- _DO THIS_: Search the material below for the word "JSON". Copy every line that has it.

[Data entries for graphics]
==*==

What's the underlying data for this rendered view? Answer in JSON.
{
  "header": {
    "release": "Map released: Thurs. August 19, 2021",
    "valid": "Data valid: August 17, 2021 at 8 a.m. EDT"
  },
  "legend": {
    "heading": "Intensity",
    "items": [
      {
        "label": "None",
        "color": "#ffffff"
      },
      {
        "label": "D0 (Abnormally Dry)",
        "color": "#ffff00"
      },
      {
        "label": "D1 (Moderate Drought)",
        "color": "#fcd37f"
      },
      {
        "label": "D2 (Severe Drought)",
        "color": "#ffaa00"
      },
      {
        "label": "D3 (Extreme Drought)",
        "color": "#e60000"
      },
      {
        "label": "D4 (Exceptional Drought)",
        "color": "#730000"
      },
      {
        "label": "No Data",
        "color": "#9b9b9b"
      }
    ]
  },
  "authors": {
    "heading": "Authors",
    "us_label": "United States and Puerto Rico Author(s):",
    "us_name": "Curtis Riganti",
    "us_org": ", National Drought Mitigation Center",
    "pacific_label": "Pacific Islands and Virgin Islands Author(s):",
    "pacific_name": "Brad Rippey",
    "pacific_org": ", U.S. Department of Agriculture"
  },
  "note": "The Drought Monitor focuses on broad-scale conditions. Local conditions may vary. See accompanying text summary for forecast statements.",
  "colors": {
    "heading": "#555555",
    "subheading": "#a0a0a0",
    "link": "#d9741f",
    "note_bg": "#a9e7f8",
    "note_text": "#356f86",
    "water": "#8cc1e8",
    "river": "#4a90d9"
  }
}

==*==

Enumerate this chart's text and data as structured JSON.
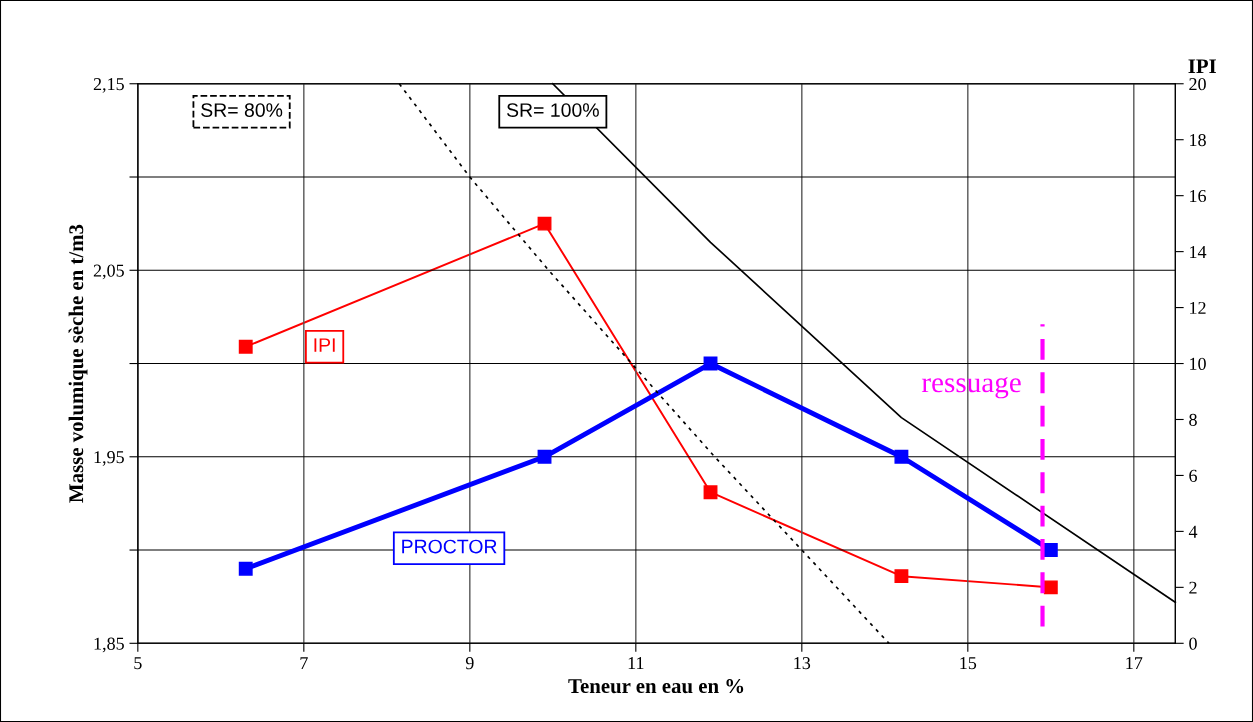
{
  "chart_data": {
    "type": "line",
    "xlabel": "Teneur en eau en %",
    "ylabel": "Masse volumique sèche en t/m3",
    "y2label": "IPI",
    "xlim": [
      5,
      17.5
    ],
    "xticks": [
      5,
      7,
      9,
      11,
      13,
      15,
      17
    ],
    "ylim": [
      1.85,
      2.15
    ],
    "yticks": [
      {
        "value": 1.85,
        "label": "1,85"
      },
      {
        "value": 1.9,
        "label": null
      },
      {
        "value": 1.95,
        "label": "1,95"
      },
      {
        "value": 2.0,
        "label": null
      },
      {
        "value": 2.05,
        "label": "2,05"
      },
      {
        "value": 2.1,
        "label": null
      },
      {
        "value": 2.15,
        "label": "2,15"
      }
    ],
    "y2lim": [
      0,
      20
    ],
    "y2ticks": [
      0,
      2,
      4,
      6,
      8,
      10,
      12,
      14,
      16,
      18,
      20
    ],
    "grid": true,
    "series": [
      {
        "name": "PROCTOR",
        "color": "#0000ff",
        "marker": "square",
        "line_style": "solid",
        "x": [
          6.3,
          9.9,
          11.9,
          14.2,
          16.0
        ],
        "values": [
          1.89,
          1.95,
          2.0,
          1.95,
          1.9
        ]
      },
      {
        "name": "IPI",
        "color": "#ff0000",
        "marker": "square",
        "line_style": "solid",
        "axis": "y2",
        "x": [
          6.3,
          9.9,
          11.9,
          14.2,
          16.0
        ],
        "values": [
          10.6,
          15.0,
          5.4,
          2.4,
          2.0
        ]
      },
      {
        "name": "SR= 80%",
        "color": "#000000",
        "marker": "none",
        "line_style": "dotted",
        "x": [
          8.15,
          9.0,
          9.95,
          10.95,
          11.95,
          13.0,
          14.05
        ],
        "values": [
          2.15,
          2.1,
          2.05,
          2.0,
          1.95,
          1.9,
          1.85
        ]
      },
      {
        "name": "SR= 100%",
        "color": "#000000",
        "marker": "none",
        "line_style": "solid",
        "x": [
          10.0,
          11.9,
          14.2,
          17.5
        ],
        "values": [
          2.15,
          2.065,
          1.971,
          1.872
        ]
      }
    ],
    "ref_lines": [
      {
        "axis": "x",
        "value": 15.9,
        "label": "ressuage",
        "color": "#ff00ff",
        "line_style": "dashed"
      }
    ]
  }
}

==*==

- _THE REPLY_:
What's the underlying data for this rendered view? Answer in JSON.
Enumerate this chart's text and data as structured JSON.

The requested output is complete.